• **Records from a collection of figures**
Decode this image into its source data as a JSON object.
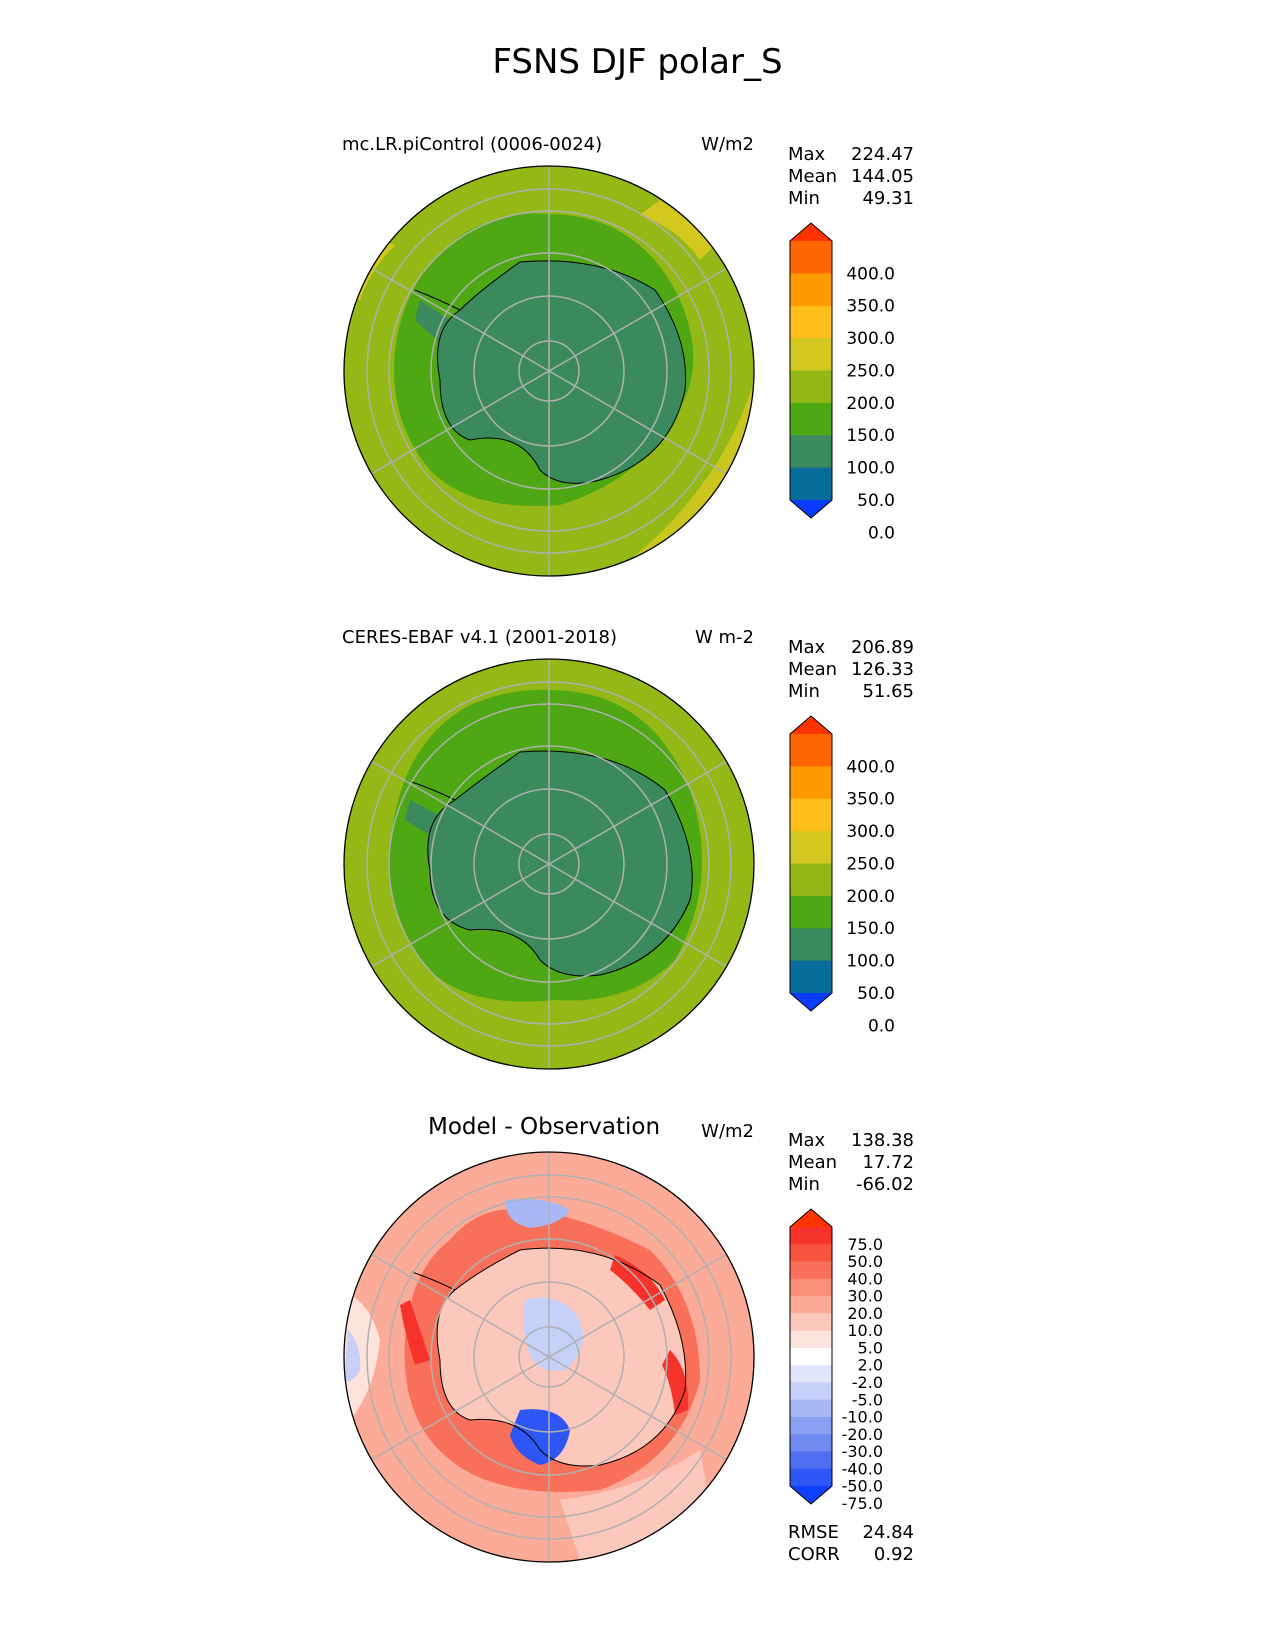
{
  "title": "FSNS DJF polar_S",
  "panels": [
    {
      "name": "test",
      "title": "mc.LR.piControl (0006-0024)",
      "units": "W/m2",
      "stats": [
        {
          "label": "Max",
          "value": "224.47"
        },
        {
          "label": "Mean",
          "value": "144.05"
        },
        {
          "label": "Min",
          "value": "49.31"
        }
      ]
    },
    {
      "name": "reference",
      "title": "CERES-EBAF v4.1 (2001-2018)",
      "units": "W m-2",
      "stats": [
        {
          "label": "Max",
          "value": "206.89"
        },
        {
          "label": "Mean",
          "value": "126.33"
        },
        {
          "label": "Min",
          "value": "51.65"
        }
      ]
    },
    {
      "name": "difference",
      "title": "Model - Observation",
      "units": "W/m2",
      "stats": [
        {
          "label": "Max",
          "value": "138.38"
        },
        {
          "label": "Mean",
          "value": "17.72"
        },
        {
          "label": "Min",
          "value": "-66.02"
        }
      ],
      "metrics": [
        {
          "label": "RMSE",
          "value": "24.84"
        },
        {
          "label": "CORR",
          "value": "0.92"
        }
      ]
    }
  ],
  "colorbar_main": {
    "ticks": [
      "400.0",
      "350.0",
      "300.0",
      "250.0",
      "200.0",
      "150.0",
      "100.0",
      "50.0",
      "0.0"
    ],
    "colors": [
      "#ff3300",
      "#ff6600",
      "#ff9900",
      "#ffbf1a",
      "#d4c820",
      "#94b816",
      "#4ea813",
      "#3a8a5e",
      "#086c9a",
      "#0a3cff"
    ]
  },
  "colorbar_diff": {
    "ticks": [
      "75.0",
      "50.0",
      "40.0",
      "30.0",
      "20.0",
      "10.0",
      "5.0",
      "2.0",
      "-2.0",
      "-5.0",
      "-10.0",
      "-20.0",
      "-30.0",
      "-40.0",
      "-50.0",
      "-75.0"
    ],
    "colors": [
      "#ff3300",
      "#f6332a",
      "#f7553f",
      "#f8705a",
      "#fa8f78",
      "#fbab98",
      "#fdc8bc",
      "#fee2dc",
      "#ffffff",
      "#e0e6fb",
      "#c6d0f8",
      "#a8b7f5",
      "#8aa0f2",
      "#6f8af0",
      "#4d6ff0",
      "#2d56f5",
      "#0f40ff"
    ]
  }
}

• **WORK REQUIRED**
Scan the material above. Return every line containing the string "title".

• **THE ANSWER**
  "title": "FSNS DJF polar_S",
      "title": "mc.LR.piControl (0006-0024)",
      "title": "CERES-EBAF v4.1 (2001-2018)",
      "title": "Model - Observation",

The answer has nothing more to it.